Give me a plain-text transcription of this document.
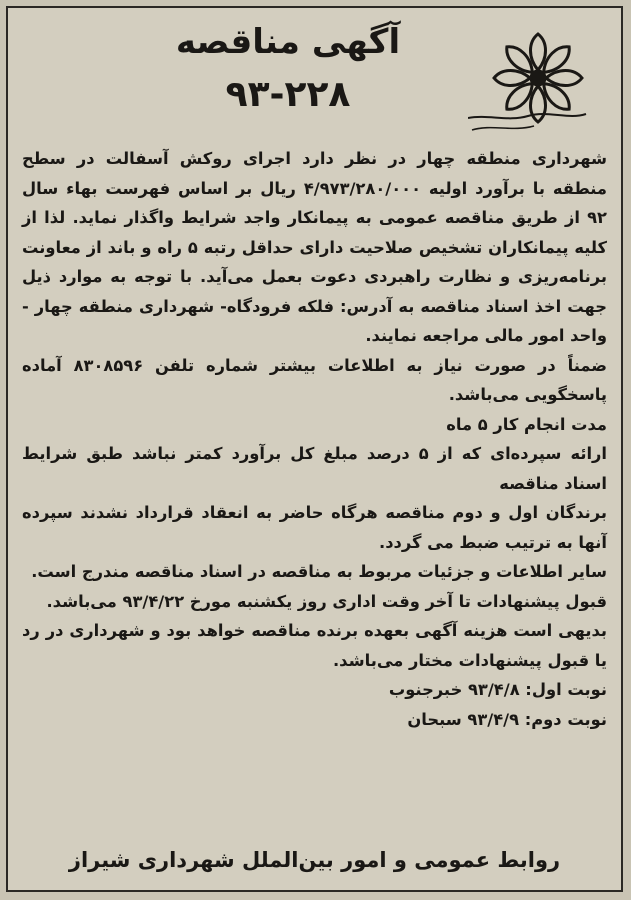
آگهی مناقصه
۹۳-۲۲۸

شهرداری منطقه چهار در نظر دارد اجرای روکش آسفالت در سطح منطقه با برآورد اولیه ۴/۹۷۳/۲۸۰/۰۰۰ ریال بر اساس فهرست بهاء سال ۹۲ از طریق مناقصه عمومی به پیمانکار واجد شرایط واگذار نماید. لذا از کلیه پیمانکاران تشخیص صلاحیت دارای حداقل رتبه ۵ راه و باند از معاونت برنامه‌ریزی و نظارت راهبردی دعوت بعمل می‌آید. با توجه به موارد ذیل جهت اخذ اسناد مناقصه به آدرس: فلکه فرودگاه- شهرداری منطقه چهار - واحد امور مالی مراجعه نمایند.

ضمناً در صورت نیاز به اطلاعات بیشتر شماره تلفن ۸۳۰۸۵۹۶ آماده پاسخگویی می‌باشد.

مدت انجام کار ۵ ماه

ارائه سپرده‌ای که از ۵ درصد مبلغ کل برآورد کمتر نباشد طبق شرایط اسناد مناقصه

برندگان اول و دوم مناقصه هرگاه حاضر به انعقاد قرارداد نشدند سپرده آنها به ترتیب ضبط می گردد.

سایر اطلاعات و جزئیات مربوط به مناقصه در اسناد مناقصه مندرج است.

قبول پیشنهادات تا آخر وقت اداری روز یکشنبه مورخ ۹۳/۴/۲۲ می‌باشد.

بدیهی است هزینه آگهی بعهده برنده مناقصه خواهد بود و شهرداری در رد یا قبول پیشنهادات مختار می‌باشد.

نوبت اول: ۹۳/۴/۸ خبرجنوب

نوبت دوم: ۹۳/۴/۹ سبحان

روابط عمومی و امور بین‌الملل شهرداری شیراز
--
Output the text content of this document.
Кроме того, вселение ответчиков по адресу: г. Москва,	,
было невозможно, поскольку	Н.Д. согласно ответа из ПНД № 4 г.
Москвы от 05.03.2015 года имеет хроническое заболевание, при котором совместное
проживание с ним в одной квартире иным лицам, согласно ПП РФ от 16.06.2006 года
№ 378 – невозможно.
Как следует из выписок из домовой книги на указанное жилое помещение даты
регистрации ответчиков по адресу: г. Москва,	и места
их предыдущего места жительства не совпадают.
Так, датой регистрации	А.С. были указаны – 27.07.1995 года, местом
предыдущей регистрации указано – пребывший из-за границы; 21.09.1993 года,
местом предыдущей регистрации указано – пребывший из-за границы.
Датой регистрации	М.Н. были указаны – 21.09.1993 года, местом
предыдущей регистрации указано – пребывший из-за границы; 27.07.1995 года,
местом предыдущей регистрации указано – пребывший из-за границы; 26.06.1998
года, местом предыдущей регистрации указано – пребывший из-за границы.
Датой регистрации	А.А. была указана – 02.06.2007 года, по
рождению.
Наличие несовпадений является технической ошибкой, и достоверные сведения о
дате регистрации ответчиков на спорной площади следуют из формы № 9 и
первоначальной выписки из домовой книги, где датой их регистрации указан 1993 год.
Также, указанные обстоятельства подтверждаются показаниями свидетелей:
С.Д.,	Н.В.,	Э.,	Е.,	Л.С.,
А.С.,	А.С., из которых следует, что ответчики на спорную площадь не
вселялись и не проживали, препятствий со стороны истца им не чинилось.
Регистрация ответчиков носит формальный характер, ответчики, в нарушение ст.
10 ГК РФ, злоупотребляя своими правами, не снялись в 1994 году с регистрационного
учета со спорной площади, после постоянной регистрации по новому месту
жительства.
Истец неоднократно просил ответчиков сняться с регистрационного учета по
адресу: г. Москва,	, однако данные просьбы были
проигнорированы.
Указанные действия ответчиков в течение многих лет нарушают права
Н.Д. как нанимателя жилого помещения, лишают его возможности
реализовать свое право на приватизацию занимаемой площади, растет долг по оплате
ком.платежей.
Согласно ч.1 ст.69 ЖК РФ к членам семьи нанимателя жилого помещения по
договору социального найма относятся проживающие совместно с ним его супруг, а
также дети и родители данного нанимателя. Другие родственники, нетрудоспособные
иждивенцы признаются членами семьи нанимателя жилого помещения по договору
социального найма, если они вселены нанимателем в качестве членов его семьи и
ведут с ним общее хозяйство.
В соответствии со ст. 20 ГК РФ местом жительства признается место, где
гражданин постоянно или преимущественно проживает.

Job :: How many of the lines above hold "учета"? Answer with only the number.

Exercise response :: 2